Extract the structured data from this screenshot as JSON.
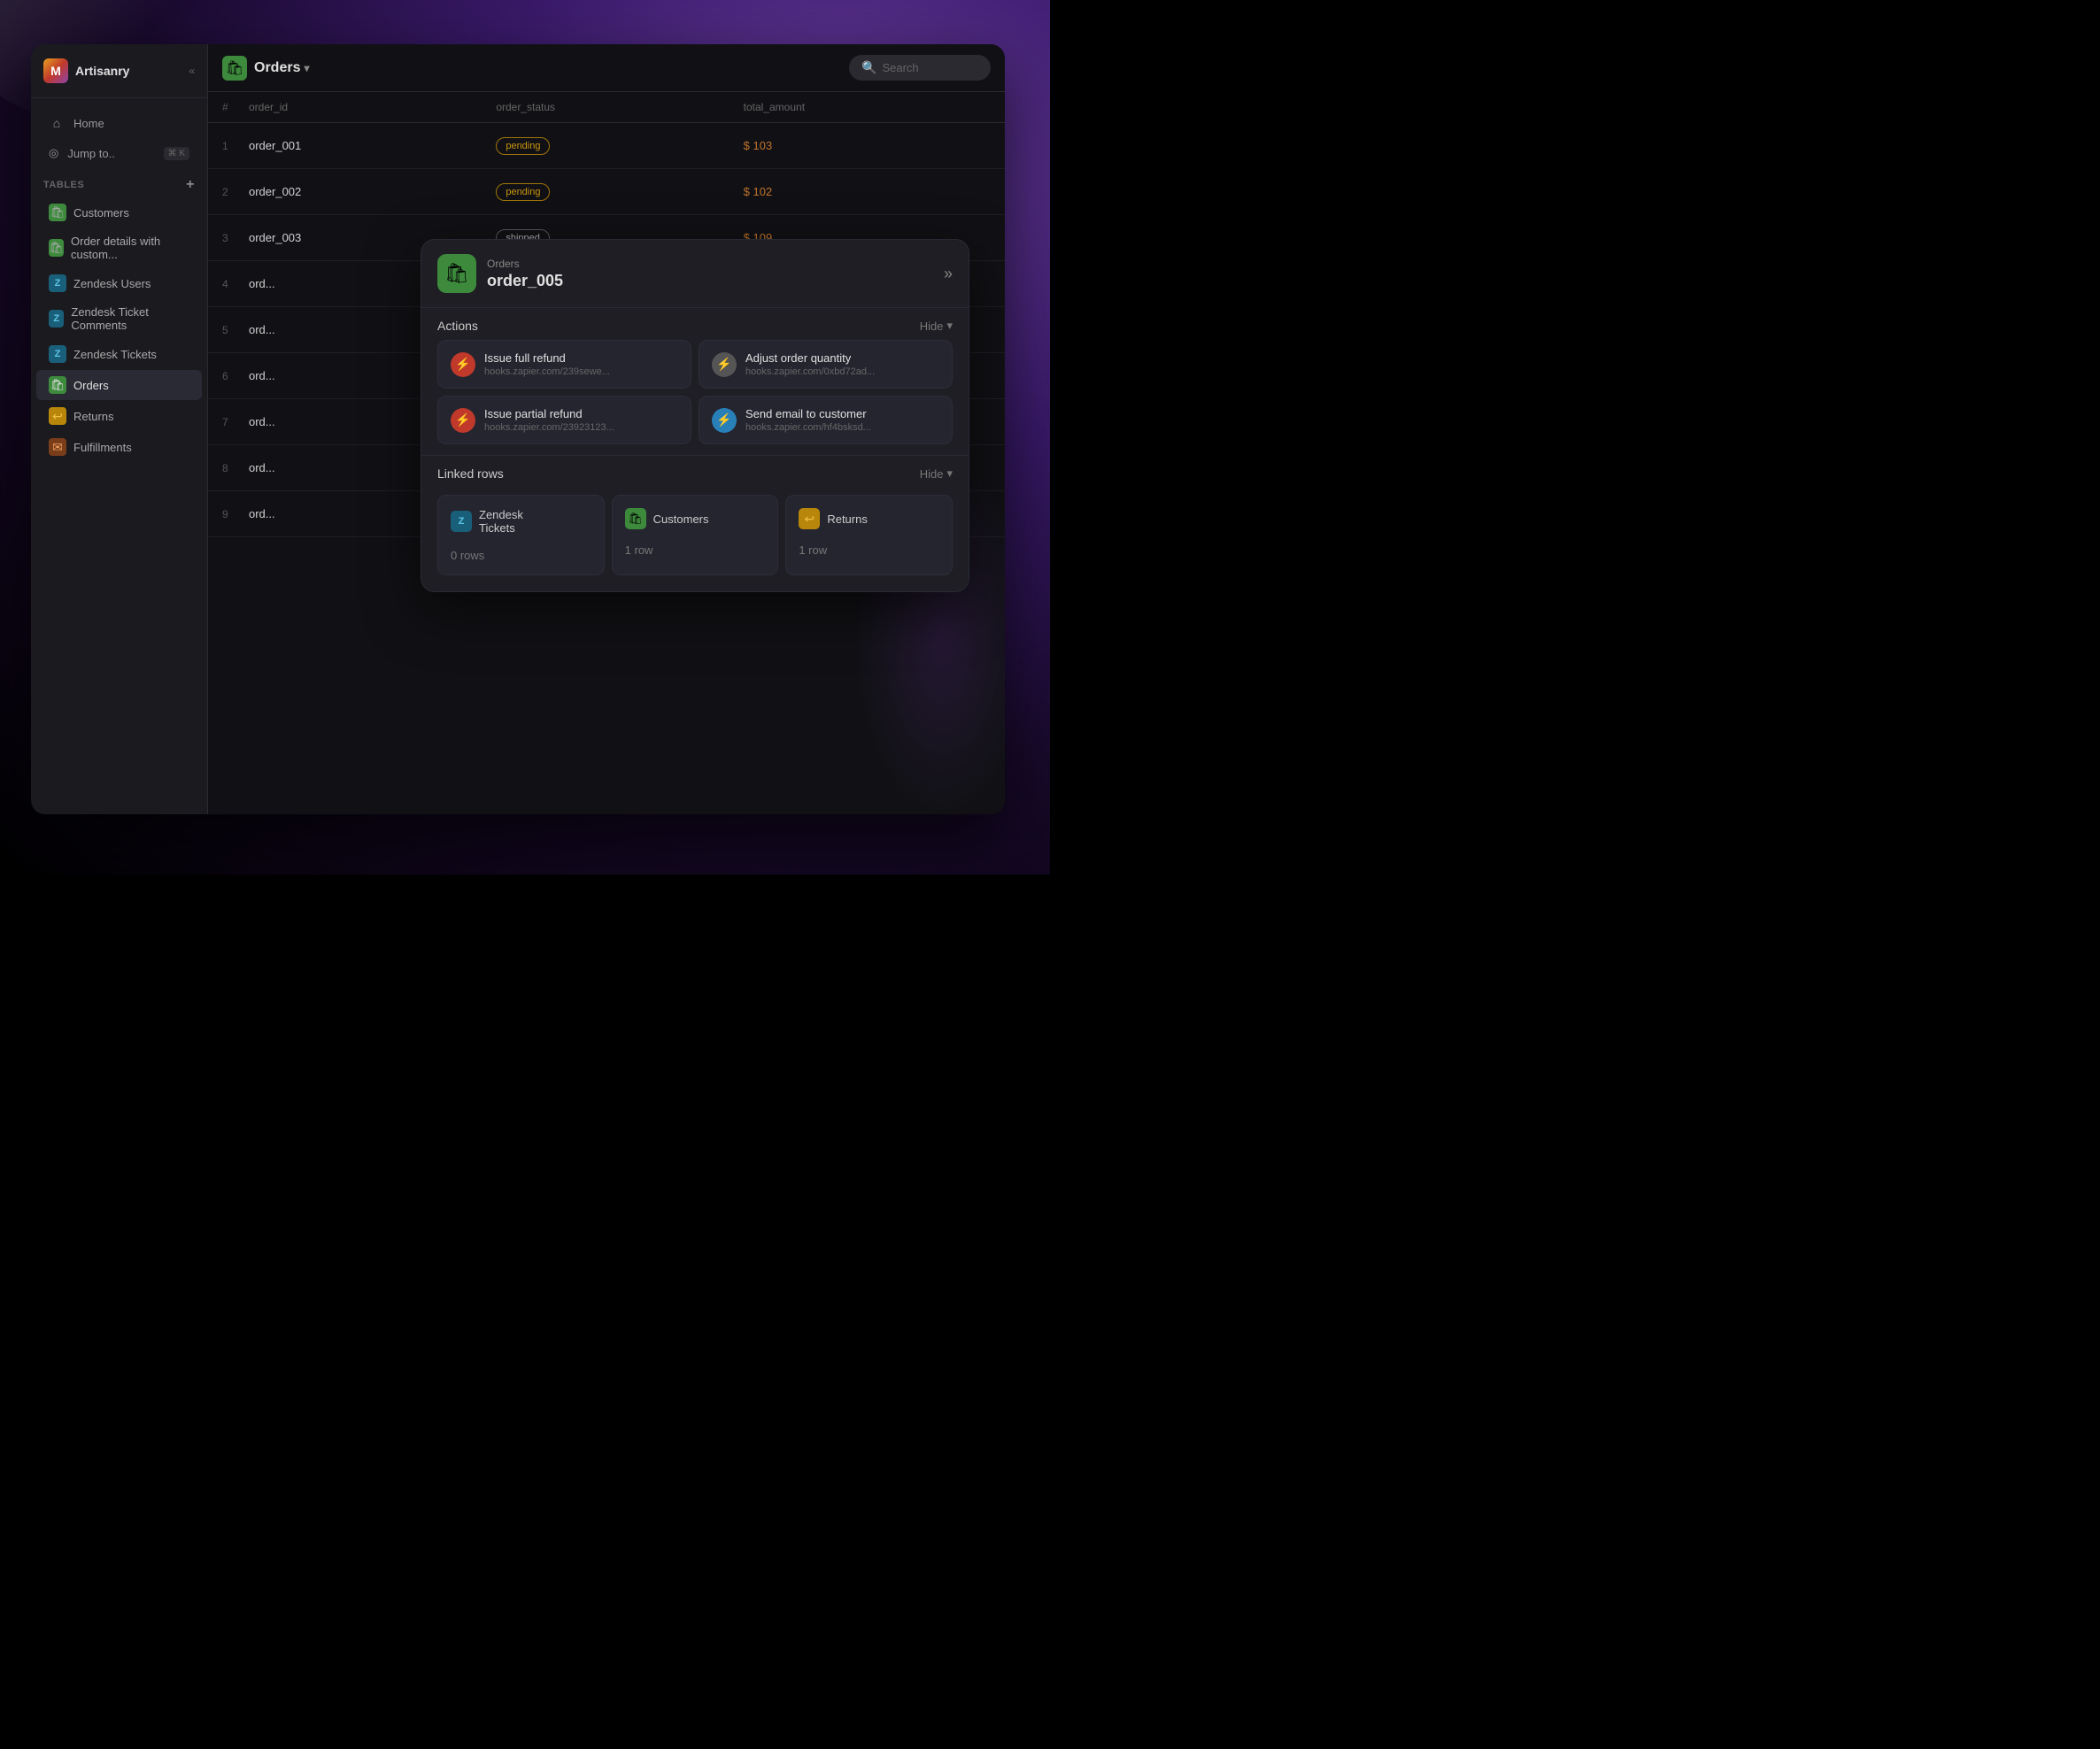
{
  "app": {
    "brand": "Artisanry",
    "brand_initial": "M"
  },
  "sidebar": {
    "collapse_icon": "«",
    "nav_items": [
      {
        "id": "home",
        "label": "Home",
        "icon": "⌂"
      },
      {
        "id": "jump",
        "label": "Jump to..",
        "icon": "◎",
        "shortcut": "⌘ K"
      }
    ],
    "tables_label": "Tables",
    "add_icon": "+",
    "table_items": [
      {
        "id": "customers",
        "label": "Customers",
        "icon": "🛍",
        "icon_class": "icon-shopify",
        "active": false
      },
      {
        "id": "order-details",
        "label": "Order details with custom...",
        "icon": "🛍",
        "icon_class": "icon-shopify",
        "active": false
      },
      {
        "id": "zendesk-users",
        "label": "Zendesk Users",
        "icon": "Z",
        "icon_class": "icon-zendesk",
        "active": false
      },
      {
        "id": "zendesk-ticket-comments",
        "label": "Zendesk Ticket Comments",
        "icon": "Z",
        "icon_class": "icon-zendesk",
        "active": false
      },
      {
        "id": "zendesk-tickets",
        "label": "Zendesk Tickets",
        "icon": "Z",
        "icon_class": "icon-zendesk",
        "active": false
      },
      {
        "id": "orders",
        "label": "Orders",
        "icon": "🛍",
        "icon_class": "icon-shopify",
        "active": true
      },
      {
        "id": "returns",
        "label": "Returns",
        "icon": "↩",
        "icon_class": "icon-returns",
        "active": false
      },
      {
        "id": "fulfillments",
        "label": "Fulfillments",
        "icon": "✉",
        "icon_class": "icon-fulfillments",
        "active": false
      }
    ]
  },
  "topbar": {
    "table_name": "Orders",
    "dropdown_icon": "▾",
    "search_placeholder": "Search"
  },
  "table": {
    "columns": [
      "order_id",
      "order_status",
      "total_amount"
    ],
    "rows": [
      {
        "num": "1",
        "order_id": "order_001",
        "status": "pending",
        "status_type": "pending",
        "amount": "$ 103"
      },
      {
        "num": "2",
        "order_id": "order_002",
        "status": "pending",
        "status_type": "pending",
        "amount": "$ 102"
      },
      {
        "num": "3",
        "order_id": "order_003",
        "status": "shipped",
        "status_type": "shipped",
        "amount": "$ 109"
      },
      {
        "num": "4",
        "order_id": "ord...",
        "status": "",
        "status_type": "",
        "amount": ""
      },
      {
        "num": "5",
        "order_id": "ord...",
        "status": "",
        "status_type": "",
        "amount": ""
      },
      {
        "num": "6",
        "order_id": "ord...",
        "status": "",
        "status_type": "",
        "amount": ""
      },
      {
        "num": "7",
        "order_id": "ord...",
        "status": "",
        "status_type": "",
        "amount": ""
      },
      {
        "num": "8",
        "order_id": "ord...",
        "status": "",
        "status_type": "",
        "amount": ""
      },
      {
        "num": "9",
        "order_id": "ord...",
        "status": "",
        "status_type": "",
        "amount": ""
      }
    ]
  },
  "popup": {
    "app_name": "Orders",
    "record_name": "order_005",
    "expand_icon": "»",
    "actions_label": "Actions",
    "hide_label": "Hide",
    "hide_icon": "▾",
    "actions": [
      {
        "id": "full-refund",
        "name": "Issue full refund",
        "url": "hooks.zapier.com/239sewe...",
        "icon": "⚡",
        "icon_class": "icon-red"
      },
      {
        "id": "adjust-quantity",
        "name": "Adjust order quantity",
        "url": "hooks.zapier.com/0xbd72ad...",
        "icon": "⚡",
        "icon_class": "icon-gray"
      },
      {
        "id": "partial-refund",
        "name": "Issue partial refund",
        "url": "hooks.zapier.com/23923123...",
        "icon": "⚡",
        "icon_class": "icon-red"
      },
      {
        "id": "send-email",
        "name": "Send email to customer",
        "url": "hooks.zapier.com/hf4bsksd...",
        "icon": "⚡",
        "icon_class": "icon-blue"
      }
    ],
    "linked_rows_label": "Linked rows",
    "linked_rows_hide_label": "Hide",
    "linked_rows_hide_icon": "▾",
    "linked": [
      {
        "id": "zendesk-tickets",
        "name": "Zendesk\nTickets",
        "name_line1": "Zendesk",
        "name_line2": "Tickets",
        "count": "0 rows",
        "icon": "Z",
        "icon_class": "icon-zendesk"
      },
      {
        "id": "customers",
        "name": "Customers",
        "count": "1 row",
        "icon": "🛍",
        "icon_class": "icon-shopify"
      },
      {
        "id": "returns",
        "name": "Returns",
        "count": "1 row",
        "icon": "↩",
        "icon_class": "icon-returns"
      }
    ]
  }
}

+++

• GIVEN TASK: Copy out the listing exactly as it stands, but not the pictures.

• WRITTEN SOLUTION:
Extract the structured data from this screenshot as JSON.
{
  "app": {
    "brand": "Artisanry",
    "brand_initial": "M"
  },
  "sidebar": {
    "collapse_icon": "«",
    "nav_items": [
      {
        "id": "home",
        "label": "Home",
        "icon": "⌂"
      },
      {
        "id": "jump",
        "label": "Jump to..",
        "icon": "◎",
        "shortcut": "⌘ K"
      }
    ],
    "tables_label": "Tables",
    "add_icon": "+",
    "table_items": [
      {
        "id": "customers",
        "label": "Customers",
        "icon": "🛍",
        "icon_class": "icon-shopify",
        "active": false
      },
      {
        "id": "order-details",
        "label": "Order details with custom...",
        "icon": "🛍",
        "icon_class": "icon-shopify",
        "active": false
      },
      {
        "id": "zendesk-users",
        "label": "Zendesk Users",
        "icon": "Z",
        "icon_class": "icon-zendesk",
        "active": false
      },
      {
        "id": "zendesk-ticket-comments",
        "label": "Zendesk Ticket Comments",
        "icon": "Z",
        "icon_class": "icon-zendesk",
        "active": false
      },
      {
        "id": "zendesk-tickets",
        "label": "Zendesk Tickets",
        "icon": "Z",
        "icon_class": "icon-zendesk",
        "active": false
      },
      {
        "id": "orders",
        "label": "Orders",
        "icon": "🛍",
        "icon_class": "icon-shopify",
        "active": true
      },
      {
        "id": "returns",
        "label": "Returns",
        "icon": "↩",
        "icon_class": "icon-returns",
        "active": false
      },
      {
        "id": "fulfillments",
        "label": "Fulfillments",
        "icon": "✉",
        "icon_class": "icon-fulfillments",
        "active": false
      }
    ]
  },
  "topbar": {
    "table_name": "Orders",
    "dropdown_icon": "▾",
    "search_placeholder": "Search"
  },
  "table": {
    "columns": [
      "order_id",
      "order_status",
      "total_amount"
    ],
    "rows": [
      {
        "num": "1",
        "order_id": "order_001",
        "status": "pending",
        "status_type": "pending",
        "amount": "$ 103"
      },
      {
        "num": "2",
        "order_id": "order_002",
        "status": "pending",
        "status_type": "pending",
        "amount": "$ 102"
      },
      {
        "num": "3",
        "order_id": "order_003",
        "status": "shipped",
        "status_type": "shipped",
        "amount": "$ 109"
      },
      {
        "num": "4",
        "order_id": "ord...",
        "status": "",
        "status_type": "",
        "amount": ""
      },
      {
        "num": "5",
        "order_id": "ord...",
        "status": "",
        "status_type": "",
        "amount": ""
      },
      {
        "num": "6",
        "order_id": "ord...",
        "status": "",
        "status_type": "",
        "amount": ""
      },
      {
        "num": "7",
        "order_id": "ord...",
        "status": "",
        "status_type": "",
        "amount": ""
      },
      {
        "num": "8",
        "order_id": "ord...",
        "status": "",
        "status_type": "",
        "amount": ""
      },
      {
        "num": "9",
        "order_id": "ord...",
        "status": "",
        "status_type": "",
        "amount": ""
      }
    ]
  },
  "popup": {
    "app_name": "Orders",
    "record_name": "order_005",
    "expand_icon": "»",
    "actions_label": "Actions",
    "hide_label": "Hide",
    "hide_icon": "▾",
    "actions": [
      {
        "id": "full-refund",
        "name": "Issue full refund",
        "url": "hooks.zapier.com/239sewe...",
        "icon": "⚡",
        "icon_class": "icon-red"
      },
      {
        "id": "adjust-quantity",
        "name": "Adjust order quantity",
        "url": "hooks.zapier.com/0xbd72ad...",
        "icon": "⚡",
        "icon_class": "icon-gray"
      },
      {
        "id": "partial-refund",
        "name": "Issue partial refund",
        "url": "hooks.zapier.com/23923123...",
        "icon": "⚡",
        "icon_class": "icon-red"
      },
      {
        "id": "send-email",
        "name": "Send email to customer",
        "url": "hooks.zapier.com/hf4bsksd...",
        "icon": "⚡",
        "icon_class": "icon-blue"
      }
    ],
    "linked_rows_label": "Linked rows",
    "linked_rows_hide_label": "Hide",
    "linked_rows_hide_icon": "▾",
    "linked": [
      {
        "id": "zendesk-tickets",
        "name": "Zendesk\nTickets",
        "name_line1": "Zendesk",
        "name_line2": "Tickets",
        "count": "0 rows",
        "icon": "Z",
        "icon_class": "icon-zendesk"
      },
      {
        "id": "customers",
        "name": "Customers",
        "count": "1 row",
        "icon": "🛍",
        "icon_class": "icon-shopify"
      },
      {
        "id": "returns",
        "name": "Returns",
        "count": "1 row",
        "icon": "↩",
        "icon_class": "icon-returns"
      }
    ]
  }
}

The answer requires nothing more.